Problem statement: Search the data for the word "triangle" and copy every line where it occurs.

Stored rows:
______

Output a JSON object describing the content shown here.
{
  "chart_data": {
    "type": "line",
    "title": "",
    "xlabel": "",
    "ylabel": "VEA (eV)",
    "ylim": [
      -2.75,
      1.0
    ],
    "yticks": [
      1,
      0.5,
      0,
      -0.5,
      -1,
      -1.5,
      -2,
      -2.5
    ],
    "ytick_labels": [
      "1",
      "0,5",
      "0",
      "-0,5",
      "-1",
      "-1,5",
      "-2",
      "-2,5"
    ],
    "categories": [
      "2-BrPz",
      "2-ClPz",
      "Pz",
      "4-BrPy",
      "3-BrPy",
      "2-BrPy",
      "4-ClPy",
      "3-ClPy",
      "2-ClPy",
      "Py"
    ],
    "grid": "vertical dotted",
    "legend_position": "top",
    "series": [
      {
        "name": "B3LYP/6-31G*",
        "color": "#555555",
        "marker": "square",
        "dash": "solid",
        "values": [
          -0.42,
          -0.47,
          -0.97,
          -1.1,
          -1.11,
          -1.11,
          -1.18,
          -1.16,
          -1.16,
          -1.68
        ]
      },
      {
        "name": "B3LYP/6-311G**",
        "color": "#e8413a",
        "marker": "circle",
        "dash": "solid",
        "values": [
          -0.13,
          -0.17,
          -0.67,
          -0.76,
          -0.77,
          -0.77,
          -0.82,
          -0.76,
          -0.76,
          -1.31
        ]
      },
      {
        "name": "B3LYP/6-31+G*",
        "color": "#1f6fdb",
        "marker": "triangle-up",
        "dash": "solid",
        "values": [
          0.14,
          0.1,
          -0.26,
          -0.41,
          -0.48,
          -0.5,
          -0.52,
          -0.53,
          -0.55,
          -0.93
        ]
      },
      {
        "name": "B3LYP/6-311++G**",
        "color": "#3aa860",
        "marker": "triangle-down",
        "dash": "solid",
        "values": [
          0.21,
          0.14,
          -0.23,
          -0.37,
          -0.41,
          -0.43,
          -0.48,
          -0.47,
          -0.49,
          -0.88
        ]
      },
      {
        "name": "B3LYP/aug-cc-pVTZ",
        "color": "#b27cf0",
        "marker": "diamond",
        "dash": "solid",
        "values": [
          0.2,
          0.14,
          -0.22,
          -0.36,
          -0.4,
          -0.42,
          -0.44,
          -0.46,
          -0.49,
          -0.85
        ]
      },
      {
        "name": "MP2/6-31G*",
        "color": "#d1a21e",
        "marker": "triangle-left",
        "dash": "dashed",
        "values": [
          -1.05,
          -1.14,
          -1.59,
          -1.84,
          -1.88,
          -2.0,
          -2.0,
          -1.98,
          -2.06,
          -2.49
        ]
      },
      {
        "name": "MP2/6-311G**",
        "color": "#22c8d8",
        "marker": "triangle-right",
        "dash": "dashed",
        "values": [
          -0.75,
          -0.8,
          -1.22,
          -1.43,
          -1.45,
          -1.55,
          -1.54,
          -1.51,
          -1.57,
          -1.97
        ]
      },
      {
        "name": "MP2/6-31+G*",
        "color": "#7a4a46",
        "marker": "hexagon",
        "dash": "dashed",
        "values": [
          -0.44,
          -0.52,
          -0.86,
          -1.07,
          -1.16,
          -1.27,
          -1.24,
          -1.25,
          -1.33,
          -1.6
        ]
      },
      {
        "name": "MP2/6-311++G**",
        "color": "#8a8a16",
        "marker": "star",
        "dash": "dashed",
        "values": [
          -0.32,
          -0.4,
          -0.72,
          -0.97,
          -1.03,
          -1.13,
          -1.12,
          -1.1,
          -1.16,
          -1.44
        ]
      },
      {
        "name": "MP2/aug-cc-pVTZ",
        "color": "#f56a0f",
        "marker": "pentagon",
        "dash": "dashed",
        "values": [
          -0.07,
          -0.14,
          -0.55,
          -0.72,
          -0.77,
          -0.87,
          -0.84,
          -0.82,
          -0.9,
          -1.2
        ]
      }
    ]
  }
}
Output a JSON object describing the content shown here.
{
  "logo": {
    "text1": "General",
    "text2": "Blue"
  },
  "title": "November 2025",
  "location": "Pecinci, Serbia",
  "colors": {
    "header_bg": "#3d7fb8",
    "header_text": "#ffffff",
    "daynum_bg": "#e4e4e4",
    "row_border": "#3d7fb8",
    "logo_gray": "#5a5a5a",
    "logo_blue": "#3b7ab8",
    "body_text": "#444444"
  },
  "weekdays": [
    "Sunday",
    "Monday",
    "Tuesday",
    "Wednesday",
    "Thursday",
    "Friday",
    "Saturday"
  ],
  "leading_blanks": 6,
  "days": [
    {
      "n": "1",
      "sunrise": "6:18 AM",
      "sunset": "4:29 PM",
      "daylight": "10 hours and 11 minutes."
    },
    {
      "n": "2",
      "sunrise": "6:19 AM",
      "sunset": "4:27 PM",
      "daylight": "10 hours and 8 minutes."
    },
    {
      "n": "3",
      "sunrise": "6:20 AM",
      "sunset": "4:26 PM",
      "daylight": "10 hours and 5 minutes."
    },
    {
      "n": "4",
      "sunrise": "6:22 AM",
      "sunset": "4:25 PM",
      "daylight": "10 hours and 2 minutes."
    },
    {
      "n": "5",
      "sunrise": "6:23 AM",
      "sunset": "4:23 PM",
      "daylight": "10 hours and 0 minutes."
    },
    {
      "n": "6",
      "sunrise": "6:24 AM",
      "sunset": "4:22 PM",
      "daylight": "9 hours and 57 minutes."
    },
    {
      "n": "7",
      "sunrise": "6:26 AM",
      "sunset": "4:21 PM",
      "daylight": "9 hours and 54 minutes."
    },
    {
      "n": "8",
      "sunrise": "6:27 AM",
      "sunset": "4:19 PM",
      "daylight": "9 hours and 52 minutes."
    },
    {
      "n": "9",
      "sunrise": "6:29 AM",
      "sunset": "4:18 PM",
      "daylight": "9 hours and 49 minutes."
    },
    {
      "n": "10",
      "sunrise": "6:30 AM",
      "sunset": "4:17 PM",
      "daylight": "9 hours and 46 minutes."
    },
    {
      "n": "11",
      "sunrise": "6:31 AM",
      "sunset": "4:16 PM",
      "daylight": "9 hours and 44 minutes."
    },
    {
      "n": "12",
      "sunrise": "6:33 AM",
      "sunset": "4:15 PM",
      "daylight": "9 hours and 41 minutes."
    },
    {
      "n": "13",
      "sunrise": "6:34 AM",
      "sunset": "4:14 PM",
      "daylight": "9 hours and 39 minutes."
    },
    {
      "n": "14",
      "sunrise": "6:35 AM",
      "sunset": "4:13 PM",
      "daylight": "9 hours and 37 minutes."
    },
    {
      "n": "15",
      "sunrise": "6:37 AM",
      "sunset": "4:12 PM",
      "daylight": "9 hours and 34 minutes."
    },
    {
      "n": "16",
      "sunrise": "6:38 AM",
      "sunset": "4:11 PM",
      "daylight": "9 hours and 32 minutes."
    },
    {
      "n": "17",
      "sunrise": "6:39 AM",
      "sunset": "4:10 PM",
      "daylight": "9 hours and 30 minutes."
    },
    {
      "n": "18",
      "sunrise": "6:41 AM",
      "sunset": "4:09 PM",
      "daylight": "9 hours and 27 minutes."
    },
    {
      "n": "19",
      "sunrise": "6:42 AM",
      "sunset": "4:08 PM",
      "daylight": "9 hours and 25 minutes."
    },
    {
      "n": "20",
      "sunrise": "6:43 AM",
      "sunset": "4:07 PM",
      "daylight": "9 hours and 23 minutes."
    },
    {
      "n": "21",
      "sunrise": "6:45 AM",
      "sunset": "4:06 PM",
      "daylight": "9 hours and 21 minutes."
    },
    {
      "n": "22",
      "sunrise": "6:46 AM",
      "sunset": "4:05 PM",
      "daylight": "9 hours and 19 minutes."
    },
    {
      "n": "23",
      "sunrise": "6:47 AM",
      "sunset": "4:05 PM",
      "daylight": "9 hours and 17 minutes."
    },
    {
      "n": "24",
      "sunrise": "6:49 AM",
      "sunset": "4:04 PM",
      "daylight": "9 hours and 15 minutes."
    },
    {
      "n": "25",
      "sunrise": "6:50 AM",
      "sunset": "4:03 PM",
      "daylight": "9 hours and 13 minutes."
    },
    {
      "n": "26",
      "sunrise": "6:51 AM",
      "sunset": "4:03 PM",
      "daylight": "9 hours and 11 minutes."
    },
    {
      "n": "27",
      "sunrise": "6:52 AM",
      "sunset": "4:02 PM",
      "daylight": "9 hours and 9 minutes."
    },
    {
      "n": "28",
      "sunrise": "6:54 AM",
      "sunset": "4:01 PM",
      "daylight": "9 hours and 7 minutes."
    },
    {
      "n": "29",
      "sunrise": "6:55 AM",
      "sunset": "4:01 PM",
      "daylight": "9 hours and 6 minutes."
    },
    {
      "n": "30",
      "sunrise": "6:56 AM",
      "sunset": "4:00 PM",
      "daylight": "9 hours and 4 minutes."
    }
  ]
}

______

Complete output:
        "marker": "triangle-up",
        "marker": "triangle-down",
        "marker": "triangle-left",
        "marker": "triangle-right",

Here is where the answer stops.